Return all the entries exactly, keeping pictures out.

Figure data in JSON »
====

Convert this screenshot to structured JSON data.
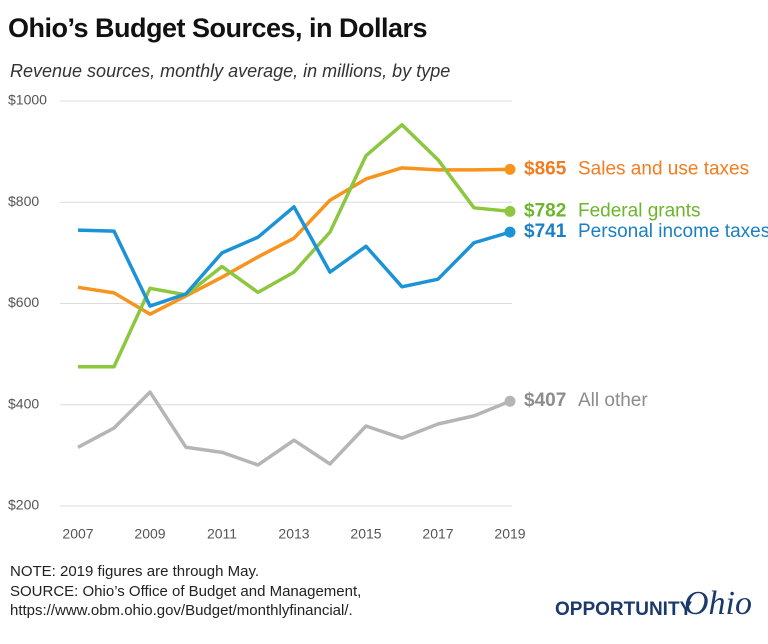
{
  "chart_data": {
    "type": "line",
    "title": "Ohio’s Budget Sources, in Dollars",
    "subtitle": "Revenue sources, monthly average, in millions, by type",
    "x": [
      2007,
      2008,
      2009,
      2010,
      2011,
      2012,
      2013,
      2014,
      2015,
      2016,
      2017,
      2018,
      2019
    ],
    "xlim": [
      2006.5,
      2019.5
    ],
    "xticks": [
      2007,
      2009,
      2011,
      2013,
      2015,
      2017,
      2019
    ],
    "ylim": [
      200,
      1000
    ],
    "yticks": [
      {
        "value": 200,
        "label": "$200"
      },
      {
        "value": 400,
        "label": "$400"
      },
      {
        "value": 600,
        "label": "$600"
      },
      {
        "value": 800,
        "label": "$800"
      },
      {
        "value": 1000,
        "label": "$1000"
      }
    ],
    "grid": true,
    "series": [
      {
        "name": "Sales and use taxes",
        "color": "#f7941d",
        "label_color": "#f47c20",
        "values": [
          632,
          621,
          579,
          615,
          652,
          692,
          729,
          804,
          846,
          868,
          864,
          864,
          865
        ],
        "value_labels": [
          null,
          null,
          null,
          null,
          null,
          null,
          null,
          null,
          null,
          null,
          null,
          null,
          "$865"
        ]
      },
      {
        "name": "Federal grants",
        "color": "#8dc63f",
        "label_color": "#6cb52d",
        "values": [
          475,
          475,
          630,
          617,
          673,
          622,
          662,
          741,
          892,
          953,
          884,
          789,
          782
        ],
        "value_labels": [
          null,
          null,
          null,
          null,
          null,
          null,
          null,
          null,
          null,
          null,
          null,
          null,
          "$782"
        ]
      },
      {
        "name": "Personal income taxes",
        "color": "#1b93d6",
        "label_color": "#1a7fc4",
        "values": [
          745,
          743,
          595,
          619,
          700,
          731,
          791,
          662,
          713,
          633,
          648,
          720,
          741
        ],
        "value_labels": [
          null,
          null,
          null,
          null,
          null,
          null,
          null,
          null,
          null,
          null,
          null,
          null,
          "$741"
        ]
      },
      {
        "name": "All other",
        "color": "#b5b5b8",
        "label_color": "#8c8c8f",
        "values": [
          316,
          354,
          425,
          316,
          306,
          281,
          330,
          283,
          358,
          334,
          362,
          378,
          407
        ],
        "value_labels": [
          null,
          null,
          null,
          null,
          null,
          null,
          null,
          null,
          null,
          null,
          null,
          null,
          "$407"
        ]
      }
    ],
    "notes": [
      "NOTE: 2019 figures are through May.",
      "SOURCE: Ohio’s Office of Budget and Management,",
      "https://www.obm.ohio.gov/Budget/monthlyfinancial/."
    ],
    "logo": [
      "OPPORTUNITY",
      "Ohio"
    ]
  }
}
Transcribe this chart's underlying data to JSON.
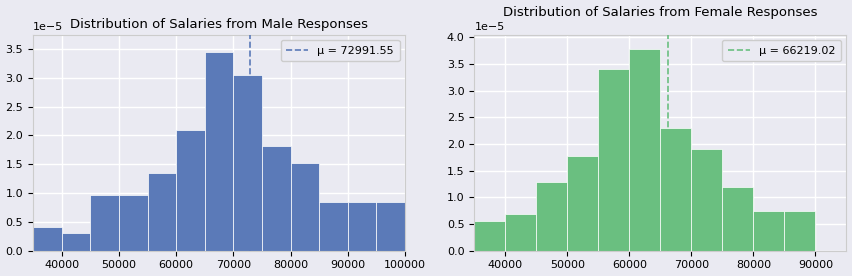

====

Task result »
Convert this screenshot to structured JSON data.
{
  "chart_data": {
    "type": "line",
    "title": "Ohio’s Budget Sources, in Dollars",
    "subtitle": "Revenue sources, monthly average, in millions, by type",
    "x": [
      2007,
      2008,
      2009,
      2010,
      2011,
      2012,
      2013,
      2014,
      2015,
      2016,
      2017,
      2018,
      2019
    ],
    "xlim": [
      2006.5,
      2019.5
    ],
    "xticks": [
      2007,
      2009,
      2011,
      2013,
      2015,
      2017,
      2019
    ],
    "ylim": [
      200,
      1000
    ],
    "yticks": [
      {
        "value": 200,
        "label": "$200"
      },
      {
        "value": 400,
        "label": "$400"
      },
      {
        "value": 600,
        "label": "$600"
      },
      {
        "value": 800,
        "label": "$800"
      },
      {
        "value": 1000,
        "label": "$1000"
      }
    ],
    "grid": true,
    "series": [
      {
        "name": "Sales and use taxes",
        "color": "#f7941d",
        "label_color": "#f47c20",
        "values": [
          632,
          621,
          579,
          615,
          652,
          692,
          729,
          804,
          846,
          868,
          864,
          864,
          865
        ],
        "value_labels": [
          null,
          null,
          null,
          null,
          null,
          null,
          null,
          null,
          null,
          null,
          null,
          null,
          "$865"
        ]
      },
      {
        "name": "Federal grants",
        "color": "#8dc63f",
        "label_color": "#6cb52d",
        "values": [
          475,
          475,
          630,
          617,
          673,
          622,
          662,
          741,
          892,
          953,
          884,
          789,
          782
        ],
        "value_labels": [
          null,
          null,
          null,
          null,
          null,
          null,
          null,
          null,
          null,
          null,
          null,
          null,
          "$782"
        ]
      },
      {
        "name": "Personal income taxes",
        "color": "#1b93d6",
        "label_color": "#1a7fc4",
        "values": [
          745,
          743,
          595,
          619,
          700,
          731,
          791,
          662,
          713,
          633,
          648,
          720,
          741
        ],
        "value_labels": [
          null,
          null,
          null,
          null,
          null,
          null,
          null,
          null,
          null,
          null,
          null,
          null,
          "$741"
        ]
      },
      {
        "name": "All other",
        "color": "#b5b5b8",
        "label_color": "#8c8c8f",
        "values": [
          316,
          354,
          425,
          316,
          306,
          281,
          330,
          283,
          358,
          334,
          362,
          378,
          407
        ],
        "value_labels": [
          null,
          null,
          null,
          null,
          null,
          null,
          null,
          null,
          null,
          null,
          null,
          null,
          "$407"
        ]
      }
    ],
    "notes": [
      "NOTE: 2019 figures are through May.",
      "SOURCE: Ohio’s Office of Budget and Management,",
      "https://www.obm.ohio.gov/Budget/monthlyfinancial/."
    ],
    "logo": [
      "OPPORTUNITY",
      "Ohio"
    ]
  }
}
Transcribe this chart's underlying data to JSON.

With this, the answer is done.